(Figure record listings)
.....

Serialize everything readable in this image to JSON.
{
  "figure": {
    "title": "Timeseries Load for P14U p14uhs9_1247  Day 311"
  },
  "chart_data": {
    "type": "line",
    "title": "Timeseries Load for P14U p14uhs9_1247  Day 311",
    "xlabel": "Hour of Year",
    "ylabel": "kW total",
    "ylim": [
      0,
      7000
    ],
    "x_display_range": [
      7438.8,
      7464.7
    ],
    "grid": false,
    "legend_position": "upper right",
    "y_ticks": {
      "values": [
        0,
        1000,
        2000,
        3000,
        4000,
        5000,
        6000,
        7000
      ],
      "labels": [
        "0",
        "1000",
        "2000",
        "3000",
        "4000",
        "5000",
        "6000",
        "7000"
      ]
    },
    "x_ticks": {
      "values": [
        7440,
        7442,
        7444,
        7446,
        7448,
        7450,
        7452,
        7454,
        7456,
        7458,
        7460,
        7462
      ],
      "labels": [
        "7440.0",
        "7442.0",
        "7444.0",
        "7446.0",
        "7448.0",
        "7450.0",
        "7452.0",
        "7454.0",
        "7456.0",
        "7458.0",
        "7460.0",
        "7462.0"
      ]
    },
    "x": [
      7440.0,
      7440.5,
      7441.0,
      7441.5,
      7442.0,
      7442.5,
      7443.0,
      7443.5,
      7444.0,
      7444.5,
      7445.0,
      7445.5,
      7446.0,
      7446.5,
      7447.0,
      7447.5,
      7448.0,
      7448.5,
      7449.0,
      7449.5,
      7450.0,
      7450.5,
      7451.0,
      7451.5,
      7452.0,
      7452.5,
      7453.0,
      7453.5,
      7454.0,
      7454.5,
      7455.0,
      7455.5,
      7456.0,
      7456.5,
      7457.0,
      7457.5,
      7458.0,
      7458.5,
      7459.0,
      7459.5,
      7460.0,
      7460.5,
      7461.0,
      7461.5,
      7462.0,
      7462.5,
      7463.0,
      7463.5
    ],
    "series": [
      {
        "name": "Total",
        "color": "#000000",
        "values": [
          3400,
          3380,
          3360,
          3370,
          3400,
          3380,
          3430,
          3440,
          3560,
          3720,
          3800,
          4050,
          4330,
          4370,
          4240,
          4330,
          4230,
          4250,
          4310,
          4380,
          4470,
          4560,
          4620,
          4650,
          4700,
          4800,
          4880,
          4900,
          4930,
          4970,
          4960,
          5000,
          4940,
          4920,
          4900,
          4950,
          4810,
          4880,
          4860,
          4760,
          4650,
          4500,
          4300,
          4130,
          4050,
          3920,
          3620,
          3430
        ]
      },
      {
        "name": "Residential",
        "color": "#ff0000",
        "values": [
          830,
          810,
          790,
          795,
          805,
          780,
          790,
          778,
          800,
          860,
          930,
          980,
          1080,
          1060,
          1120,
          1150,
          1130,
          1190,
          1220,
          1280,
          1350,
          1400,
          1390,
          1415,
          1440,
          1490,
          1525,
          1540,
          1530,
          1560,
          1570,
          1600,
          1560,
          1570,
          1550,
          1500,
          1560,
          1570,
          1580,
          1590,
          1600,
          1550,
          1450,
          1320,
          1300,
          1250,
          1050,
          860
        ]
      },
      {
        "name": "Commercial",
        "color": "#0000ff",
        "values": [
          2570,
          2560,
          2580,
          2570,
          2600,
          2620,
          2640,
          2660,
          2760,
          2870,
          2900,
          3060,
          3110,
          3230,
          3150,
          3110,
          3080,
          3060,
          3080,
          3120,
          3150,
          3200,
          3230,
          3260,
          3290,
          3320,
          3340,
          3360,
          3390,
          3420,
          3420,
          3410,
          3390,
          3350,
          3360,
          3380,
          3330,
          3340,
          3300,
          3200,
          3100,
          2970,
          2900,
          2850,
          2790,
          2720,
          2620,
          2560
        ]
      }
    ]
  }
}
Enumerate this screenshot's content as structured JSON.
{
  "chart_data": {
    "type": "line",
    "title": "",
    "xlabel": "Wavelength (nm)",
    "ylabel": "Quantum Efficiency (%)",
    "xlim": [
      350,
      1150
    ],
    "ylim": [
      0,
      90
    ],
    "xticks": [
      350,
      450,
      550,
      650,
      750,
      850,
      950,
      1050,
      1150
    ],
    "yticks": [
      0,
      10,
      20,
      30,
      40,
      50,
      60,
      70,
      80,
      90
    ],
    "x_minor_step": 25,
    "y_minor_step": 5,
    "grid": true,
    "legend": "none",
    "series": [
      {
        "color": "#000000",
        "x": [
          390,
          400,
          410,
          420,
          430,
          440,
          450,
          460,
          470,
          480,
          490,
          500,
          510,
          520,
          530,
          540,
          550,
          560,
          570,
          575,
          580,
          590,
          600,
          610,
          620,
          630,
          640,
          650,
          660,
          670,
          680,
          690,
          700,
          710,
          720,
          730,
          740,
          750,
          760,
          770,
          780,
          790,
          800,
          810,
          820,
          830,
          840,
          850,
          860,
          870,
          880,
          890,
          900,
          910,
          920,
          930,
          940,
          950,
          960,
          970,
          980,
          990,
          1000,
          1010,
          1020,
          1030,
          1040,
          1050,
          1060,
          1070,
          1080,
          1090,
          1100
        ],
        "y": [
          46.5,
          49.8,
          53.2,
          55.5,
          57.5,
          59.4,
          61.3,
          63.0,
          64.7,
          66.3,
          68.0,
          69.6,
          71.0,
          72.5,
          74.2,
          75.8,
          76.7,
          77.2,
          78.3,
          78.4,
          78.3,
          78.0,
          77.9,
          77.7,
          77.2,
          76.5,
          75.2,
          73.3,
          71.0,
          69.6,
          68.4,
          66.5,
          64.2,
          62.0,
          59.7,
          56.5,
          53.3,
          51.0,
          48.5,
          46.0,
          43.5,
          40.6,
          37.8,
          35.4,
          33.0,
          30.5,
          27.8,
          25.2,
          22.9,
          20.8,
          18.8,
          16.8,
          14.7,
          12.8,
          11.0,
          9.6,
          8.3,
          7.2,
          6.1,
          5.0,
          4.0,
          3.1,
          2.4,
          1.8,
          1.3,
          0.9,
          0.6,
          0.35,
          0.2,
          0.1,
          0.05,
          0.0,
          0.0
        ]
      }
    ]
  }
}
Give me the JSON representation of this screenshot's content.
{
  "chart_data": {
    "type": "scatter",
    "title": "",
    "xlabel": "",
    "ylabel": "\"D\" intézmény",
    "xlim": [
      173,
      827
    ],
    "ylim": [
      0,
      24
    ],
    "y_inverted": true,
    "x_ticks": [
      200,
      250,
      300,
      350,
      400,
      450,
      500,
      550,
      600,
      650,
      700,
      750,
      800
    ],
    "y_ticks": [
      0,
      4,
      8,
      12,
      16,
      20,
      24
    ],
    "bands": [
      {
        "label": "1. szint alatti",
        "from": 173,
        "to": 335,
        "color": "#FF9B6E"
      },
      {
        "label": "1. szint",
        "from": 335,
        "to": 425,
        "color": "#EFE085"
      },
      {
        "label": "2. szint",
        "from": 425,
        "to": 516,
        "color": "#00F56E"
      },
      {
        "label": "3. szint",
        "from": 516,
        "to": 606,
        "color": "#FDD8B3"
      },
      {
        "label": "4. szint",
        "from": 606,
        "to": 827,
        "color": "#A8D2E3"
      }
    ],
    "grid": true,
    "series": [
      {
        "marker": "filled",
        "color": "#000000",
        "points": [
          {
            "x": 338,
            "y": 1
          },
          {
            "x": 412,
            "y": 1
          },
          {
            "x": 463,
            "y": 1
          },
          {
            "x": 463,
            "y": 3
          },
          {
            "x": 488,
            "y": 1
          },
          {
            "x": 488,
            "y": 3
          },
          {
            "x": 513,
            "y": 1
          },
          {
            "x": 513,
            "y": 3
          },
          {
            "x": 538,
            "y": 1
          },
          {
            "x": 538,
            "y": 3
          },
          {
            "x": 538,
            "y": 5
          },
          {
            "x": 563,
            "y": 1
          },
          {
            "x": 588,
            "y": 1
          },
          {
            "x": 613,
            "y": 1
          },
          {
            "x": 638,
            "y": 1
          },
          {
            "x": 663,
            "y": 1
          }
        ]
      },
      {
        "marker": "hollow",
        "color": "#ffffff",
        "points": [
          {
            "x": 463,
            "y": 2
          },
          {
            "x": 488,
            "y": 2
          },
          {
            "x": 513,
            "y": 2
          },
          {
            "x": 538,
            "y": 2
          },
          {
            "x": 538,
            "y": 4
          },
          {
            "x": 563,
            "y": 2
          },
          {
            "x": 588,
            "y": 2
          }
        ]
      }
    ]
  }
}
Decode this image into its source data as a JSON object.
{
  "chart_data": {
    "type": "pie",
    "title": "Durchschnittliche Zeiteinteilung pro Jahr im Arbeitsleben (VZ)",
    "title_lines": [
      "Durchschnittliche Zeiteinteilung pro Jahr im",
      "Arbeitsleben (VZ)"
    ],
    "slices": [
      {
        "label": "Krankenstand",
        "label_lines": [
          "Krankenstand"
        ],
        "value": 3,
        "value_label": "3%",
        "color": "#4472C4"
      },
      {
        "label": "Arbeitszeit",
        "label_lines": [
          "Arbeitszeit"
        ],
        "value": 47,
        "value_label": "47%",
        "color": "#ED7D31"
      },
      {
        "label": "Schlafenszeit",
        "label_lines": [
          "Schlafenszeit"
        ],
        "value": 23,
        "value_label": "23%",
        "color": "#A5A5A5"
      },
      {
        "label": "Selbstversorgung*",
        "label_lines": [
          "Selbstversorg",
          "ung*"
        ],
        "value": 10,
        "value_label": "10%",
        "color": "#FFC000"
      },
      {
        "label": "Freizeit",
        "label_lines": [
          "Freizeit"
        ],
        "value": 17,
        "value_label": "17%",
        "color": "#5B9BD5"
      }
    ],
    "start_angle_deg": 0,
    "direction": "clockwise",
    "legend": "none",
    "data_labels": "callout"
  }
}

.....

Copy out each line of the material that holds the word "this".

SOLUTION TO THE EXERCISE:
Serialize everything readable in this image to JSON.
Enumerate this screenshot's content as structured JSON.
Give me the JSON representation of this screenshot's content.
Decode this image into its source data as a JSON object.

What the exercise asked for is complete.